● Written instruction: Copy out every record precisely.

++++++++++

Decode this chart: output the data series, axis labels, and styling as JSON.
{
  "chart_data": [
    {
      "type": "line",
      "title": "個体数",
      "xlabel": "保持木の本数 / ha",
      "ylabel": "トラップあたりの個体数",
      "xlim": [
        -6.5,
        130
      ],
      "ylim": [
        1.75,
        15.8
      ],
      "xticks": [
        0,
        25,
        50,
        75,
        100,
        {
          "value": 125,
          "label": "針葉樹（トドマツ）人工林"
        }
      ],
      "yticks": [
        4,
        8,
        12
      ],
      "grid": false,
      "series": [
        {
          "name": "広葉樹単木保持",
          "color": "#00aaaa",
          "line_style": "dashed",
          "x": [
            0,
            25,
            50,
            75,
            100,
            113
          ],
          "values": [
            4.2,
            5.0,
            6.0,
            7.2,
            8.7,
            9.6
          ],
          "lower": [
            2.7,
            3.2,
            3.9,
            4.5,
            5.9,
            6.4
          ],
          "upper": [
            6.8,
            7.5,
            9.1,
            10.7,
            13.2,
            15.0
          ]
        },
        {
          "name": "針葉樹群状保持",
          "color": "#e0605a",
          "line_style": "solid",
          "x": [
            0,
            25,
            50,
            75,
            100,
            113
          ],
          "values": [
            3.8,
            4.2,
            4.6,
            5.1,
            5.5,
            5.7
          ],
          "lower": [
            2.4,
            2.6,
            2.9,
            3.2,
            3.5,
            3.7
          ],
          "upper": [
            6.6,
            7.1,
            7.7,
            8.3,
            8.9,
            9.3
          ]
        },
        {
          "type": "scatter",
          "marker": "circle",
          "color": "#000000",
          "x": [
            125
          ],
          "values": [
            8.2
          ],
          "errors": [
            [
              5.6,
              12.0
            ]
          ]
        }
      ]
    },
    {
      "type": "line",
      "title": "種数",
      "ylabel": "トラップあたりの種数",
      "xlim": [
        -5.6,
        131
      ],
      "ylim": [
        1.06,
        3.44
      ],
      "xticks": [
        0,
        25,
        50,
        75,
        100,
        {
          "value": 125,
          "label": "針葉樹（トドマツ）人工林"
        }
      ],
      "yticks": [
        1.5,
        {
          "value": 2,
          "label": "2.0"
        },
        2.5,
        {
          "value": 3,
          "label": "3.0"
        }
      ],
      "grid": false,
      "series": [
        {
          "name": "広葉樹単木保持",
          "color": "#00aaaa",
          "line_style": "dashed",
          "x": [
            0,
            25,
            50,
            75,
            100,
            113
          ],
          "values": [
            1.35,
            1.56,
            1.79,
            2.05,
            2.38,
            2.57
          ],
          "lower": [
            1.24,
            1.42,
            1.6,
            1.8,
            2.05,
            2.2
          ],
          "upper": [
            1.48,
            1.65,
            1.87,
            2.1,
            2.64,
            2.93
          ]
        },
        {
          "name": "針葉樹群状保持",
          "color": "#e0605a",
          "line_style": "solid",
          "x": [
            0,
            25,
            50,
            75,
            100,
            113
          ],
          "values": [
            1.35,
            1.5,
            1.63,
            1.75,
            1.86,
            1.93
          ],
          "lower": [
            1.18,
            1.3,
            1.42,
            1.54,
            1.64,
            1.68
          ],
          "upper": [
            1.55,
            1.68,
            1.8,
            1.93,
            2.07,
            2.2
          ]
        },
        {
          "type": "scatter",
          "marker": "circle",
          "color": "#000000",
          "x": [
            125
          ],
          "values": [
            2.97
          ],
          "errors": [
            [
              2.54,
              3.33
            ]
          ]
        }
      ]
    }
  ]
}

++++++++++

● Correct response:
Decode this chart: output the data series, axis labels, and styling as JSON.
{
  "chart_data": [
    {
      "type": "line",
      "title": "個体数",
      "xlabel": "保持木の本数 / ha",
      "ylabel": "トラップあたりの個体数",
      "xlim": [
        -6.5,
        130
      ],
      "ylim": [
        1.75,
        15.8
      ],
      "xticks": [
        0,
        25,
        50,
        75,
        100,
        {
          "value": 125,
          "label": "針葉樹（トドマツ）人工林"
        }
      ],
      "yticks": [
        4,
        8,
        12
      ],
      "grid": false,
      "series": [
        {
          "name": "広葉樹単木保持",
          "color": "#00aaaa",
          "line_style": "dashed",
          "x": [
            0,
            25,
            50,
            75,
            100,
            113
          ],
          "values": [
            4.2,
            5.0,
            6.0,
            7.2,
            8.7,
            9.6
          ],
          "lower": [
            2.7,
            3.2,
            3.9,
            4.5,
            5.9,
            6.4
          ],
          "upper": [
            6.8,
            7.5,
            9.1,
            10.7,
            13.2,
            15.0
          ]
        },
        {
          "name": "針葉樹群状保持",
          "color": "#e0605a",
          "line_style": "solid",
          "x": [
            0,
            25,
            50,
            75,
            100,
            113
          ],
          "values": [
            3.8,
            4.2,
            4.6,
            5.1,
            5.5,
            5.7
          ],
          "lower": [
            2.4,
            2.6,
            2.9,
            3.2,
            3.5,
            3.7
          ],
          "upper": [
            6.6,
            7.1,
            7.7,
            8.3,
            8.9,
            9.3
          ]
        },
        {
          "type": "scatter",
          "marker": "circle",
          "color": "#000000",
          "x": [
            125
          ],
          "values": [
            8.2
          ],
          "errors": [
            [
              5.6,
              12.0
            ]
          ]
        }
      ]
    },
    {
      "type": "line",
      "title": "種数",
      "ylabel": "トラップあたりの種数",
      "xlim": [
        -5.6,
        131
      ],
      "ylim": [
        1.06,
        3.44
      ],
      "xticks": [
        0,
        25,
        50,
        75,
        100,
        {
          "value": 125,
          "label": "針葉樹（トドマツ）人工林"
        }
      ],
      "yticks": [
        1.5,
        {
          "value": 2,
          "label": "2.0"
        },
        2.5,
        {
          "value": 3,
          "label": "3.0"
        }
      ],
      "grid": false,
      "series": [
        {
          "name": "広葉樹単木保持",
          "color": "#00aaaa",
          "line_style": "dashed",
          "x": [
            0,
            25,
            50,
            75,
            100,
            113
          ],
          "values": [
            1.35,
            1.56,
            1.79,
            2.05,
            2.38,
            2.57
          ],
          "lower": [
            1.24,
            1.42,
            1.6,
            1.8,
            2.05,
            2.2
          ],
          "upper": [
            1.48,
            1.65,
            1.87,
            2.1,
            2.64,
            2.93
          ]
        },
        {
          "name": "針葉樹群状保持",
          "color": "#e0605a",
          "line_style": "solid",
          "x": [
            0,
            25,
            50,
            75,
            100,
            113
          ],
          "values": [
            1.35,
            1.5,
            1.63,
            1.75,
            1.86,
            1.93
          ],
          "lower": [
            1.18,
            1.3,
            1.42,
            1.54,
            1.64,
            1.68
          ],
          "upper": [
            1.55,
            1.68,
            1.8,
            1.93,
            2.07,
            2.2
          ]
        },
        {
          "type": "scatter",
          "marker": "circle",
          "color": "#000000",
          "x": [
            125
          ],
          "values": [
            2.97
          ],
          "errors": [
            [
              2.54,
              3.33
            ]
          ]
        }
      ]
    }
  ]
}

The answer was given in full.